Excerpted passage:

────

[Date Prev][Date Next][Thread Prev][Thread Next][Date Index][Thread Index]

Re: Curious coincidence



Maybe the gallows letters indicate the real word breaks. Maybe that's why lots
of paragraphs start with a gallows letter - everything up to the next gallows
letter could be a "real" word. (I'm not sure what a double gallows letter would
mean, or gallows letters inside others - maybe elided letters.)

To speculate further, the fact that lots of words end with the same few
characters may be because, as in Arabic, certain letters are not allowed to join
the following letter. What appear to be word gaps would just be do to the ramdom
choice of letters in the text.

This could also account for the high frequency (or so it seems) of very short
words, when two of these "final" letters come together..

Bruce Grant

Jorge Stolfi wrote:

> Hi,
>
> Over the past few weeks I have been counting VMS beans of various
> shapes and colors, extracted from the almost complete, not-so-bad,
> majority-vote transcription in EVA.
>
> I just noticed a curious coincidence:
>
>   total *occurrences* of words (tokens) with
>
>      0 gallows .... 17363  (49.4%)
>      1 gallows .... 17443  (49.6%)
>      2 gallows ....   323   (0.9%)
>      3 gallows ....     3
>
> These numbers look more suspicious than the elections in Peru. 8-)
>
> Many (if not all) of the 2- and 3-gallows words are probably due to
> omission of word spaces by the transcribers. Other data errors may
> have injected a few percent of noise in these figures.
>
> Still, the coincidence is intriguing. It seems safe to assume that a
> "correct" Voynichese word can have at most one gallows; so we have
> almost exact 50-50 split between 0-g and 1-g words.

────

Task input:
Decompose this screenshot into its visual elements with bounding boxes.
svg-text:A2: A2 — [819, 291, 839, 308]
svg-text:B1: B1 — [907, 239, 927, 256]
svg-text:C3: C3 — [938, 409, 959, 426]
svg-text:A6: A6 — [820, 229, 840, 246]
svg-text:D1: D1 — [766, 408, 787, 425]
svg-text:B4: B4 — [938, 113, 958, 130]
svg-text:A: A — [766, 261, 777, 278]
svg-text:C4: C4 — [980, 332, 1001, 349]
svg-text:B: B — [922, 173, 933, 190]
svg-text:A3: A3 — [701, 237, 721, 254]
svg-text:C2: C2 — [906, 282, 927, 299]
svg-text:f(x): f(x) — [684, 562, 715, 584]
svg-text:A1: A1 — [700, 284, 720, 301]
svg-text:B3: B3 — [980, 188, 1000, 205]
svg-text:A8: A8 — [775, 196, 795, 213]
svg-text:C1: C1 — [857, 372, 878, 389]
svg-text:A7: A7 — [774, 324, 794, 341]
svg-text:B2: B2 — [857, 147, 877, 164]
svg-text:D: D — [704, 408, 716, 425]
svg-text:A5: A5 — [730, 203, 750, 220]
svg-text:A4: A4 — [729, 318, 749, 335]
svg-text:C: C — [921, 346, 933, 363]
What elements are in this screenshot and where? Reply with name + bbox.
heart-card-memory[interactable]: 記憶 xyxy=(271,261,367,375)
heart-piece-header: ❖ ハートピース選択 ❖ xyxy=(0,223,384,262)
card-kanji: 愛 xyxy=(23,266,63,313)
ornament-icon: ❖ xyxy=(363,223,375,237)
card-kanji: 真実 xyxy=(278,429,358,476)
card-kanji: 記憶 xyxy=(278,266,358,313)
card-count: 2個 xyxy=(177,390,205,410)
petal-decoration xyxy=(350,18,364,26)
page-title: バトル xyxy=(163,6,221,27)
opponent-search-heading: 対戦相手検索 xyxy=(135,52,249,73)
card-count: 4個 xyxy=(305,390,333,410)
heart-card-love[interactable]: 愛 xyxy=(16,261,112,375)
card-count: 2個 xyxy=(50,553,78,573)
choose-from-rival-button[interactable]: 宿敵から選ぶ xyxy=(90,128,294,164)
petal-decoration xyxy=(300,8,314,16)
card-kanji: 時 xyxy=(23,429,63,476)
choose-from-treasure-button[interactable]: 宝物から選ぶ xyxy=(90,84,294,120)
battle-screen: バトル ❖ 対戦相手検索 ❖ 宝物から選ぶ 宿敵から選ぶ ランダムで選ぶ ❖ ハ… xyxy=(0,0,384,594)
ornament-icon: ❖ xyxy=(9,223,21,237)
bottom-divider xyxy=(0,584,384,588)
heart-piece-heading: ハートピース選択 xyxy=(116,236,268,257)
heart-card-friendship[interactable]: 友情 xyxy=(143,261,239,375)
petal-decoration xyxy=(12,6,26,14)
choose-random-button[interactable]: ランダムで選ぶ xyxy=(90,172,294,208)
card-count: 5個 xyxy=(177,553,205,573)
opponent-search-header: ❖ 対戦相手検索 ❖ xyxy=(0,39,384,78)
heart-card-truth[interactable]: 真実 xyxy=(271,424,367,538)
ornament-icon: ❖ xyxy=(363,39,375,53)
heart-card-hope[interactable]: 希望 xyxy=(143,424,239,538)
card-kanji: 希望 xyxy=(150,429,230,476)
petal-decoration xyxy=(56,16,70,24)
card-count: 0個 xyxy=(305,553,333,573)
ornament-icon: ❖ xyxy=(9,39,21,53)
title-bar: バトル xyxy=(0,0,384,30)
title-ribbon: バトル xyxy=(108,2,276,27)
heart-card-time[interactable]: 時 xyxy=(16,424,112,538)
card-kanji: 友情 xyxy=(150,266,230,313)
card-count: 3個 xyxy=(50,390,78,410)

────

Direction 1: In the rows, from the first one through the row that contains "card-count: 4個 xyxy=(305,390,333,410)", switch "card-kanji" to "card-character" and leave everything else unchanged.
Direction 2: Continue the forum post about gallows letters in Voynich words from the point where it stops.
The rows and the forum post about gallows letters were taken from separate sources.

Task output 1:
Decompose this screenshot into its visual elements with bounding boxes.
svg-text:A2: A2 — [819, 291, 839, 308]
svg-text:B1: B1 — [907, 239, 927, 256]
svg-text:C3: C3 — [938, 409, 959, 426]
svg-text:A6: A6 — [820, 229, 840, 246]
svg-text:D1: D1 — [766, 408, 787, 425]
svg-text:B4: B4 — [938, 113, 958, 130]
svg-text:A: A — [766, 261, 777, 278]
svg-text:C4: C4 — [980, 332, 1001, 349]
svg-text:B: B — [922, 173, 933, 190]
svg-text:A3: A3 — [701, 237, 721, 254]
svg-text:C2: C2 — [906, 282, 927, 299]
svg-text:f(x): f(x) — [684, 562, 715, 584]
svg-text:A1: A1 — [700, 284, 720, 301]
svg-text:B3: B3 — [980, 188, 1000, 205]
svg-text:A8: A8 — [775, 196, 795, 213]
svg-text:C1: C1 — [857, 372, 878, 389]
svg-text:A7: A7 — [774, 324, 794, 341]
svg-text:B2: B2 — [857, 147, 877, 164]
svg-text:D: D — [704, 408, 716, 425]
svg-text:A5: A5 — [730, 203, 750, 220]
svg-text:A4: A4 — [729, 318, 749, 335]
svg-text:C: C — [921, 346, 933, 363]
What elements are in this screenshot and where? Reply with name + bbox.
heart-card-memory[interactable]: 記憶 xyxy=(271,261,367,375)
heart-piece-header: ❖ ハートピース選択 ❖ xyxy=(0,223,384,262)
card-character: 愛 xyxy=(23,266,63,313)
ornament-icon: ❖ xyxy=(363,223,375,237)
card-character: 真実 xyxy=(278,429,358,476)
card-character: 記憶 xyxy=(278,266,358,313)
card-count: 2個 xyxy=(177,390,205,410)
petal-decoration xyxy=(350,18,364,26)
page-title: バトル xyxy=(163,6,221,27)
opponent-search-heading: 対戦相手検索 xyxy=(135,52,249,73)
card-count: 4個 xyxy=(305,390,333,410)

Task output 2:
>
> Maybe this is merely an amazing linguistic coincidence. Perhaps the
> presence of gallows indicates an independent binary phonetic
> attribute (say, voiced vs. unvoiced, high/low register, front/back); and
> Voynichese happens to be an extremely efficient language, that makes
> full use of that available bit.
>
> Or could this be something else?  Three possibilities that I can
> think of:
>
>   * Voynichese "words" are actually keys into a codebook-style cipher,
>     encoded in a notation resembling Roman numerals (only more complicated);
>
>   * Voynichese is a complex "randomizing" code à la Vigenère,
>     where the encrypted numeric text is further scrambled
>     with a second, complicated encoding responsible for the peculiar
>     word structure;
>
>   * Voynichese "words" are generated, at least in part, by throwing
>     dice; and the gallows belong to the random part.
>
> In all these scenarios, the presence/absence of gallows would be a
> low-order bit in the encoding. That would explain the precise 50-50
> split ---- in spite of the fact that the VMS word frequencies are as
> irregular as those of any natural language
>
> Comments, anyone?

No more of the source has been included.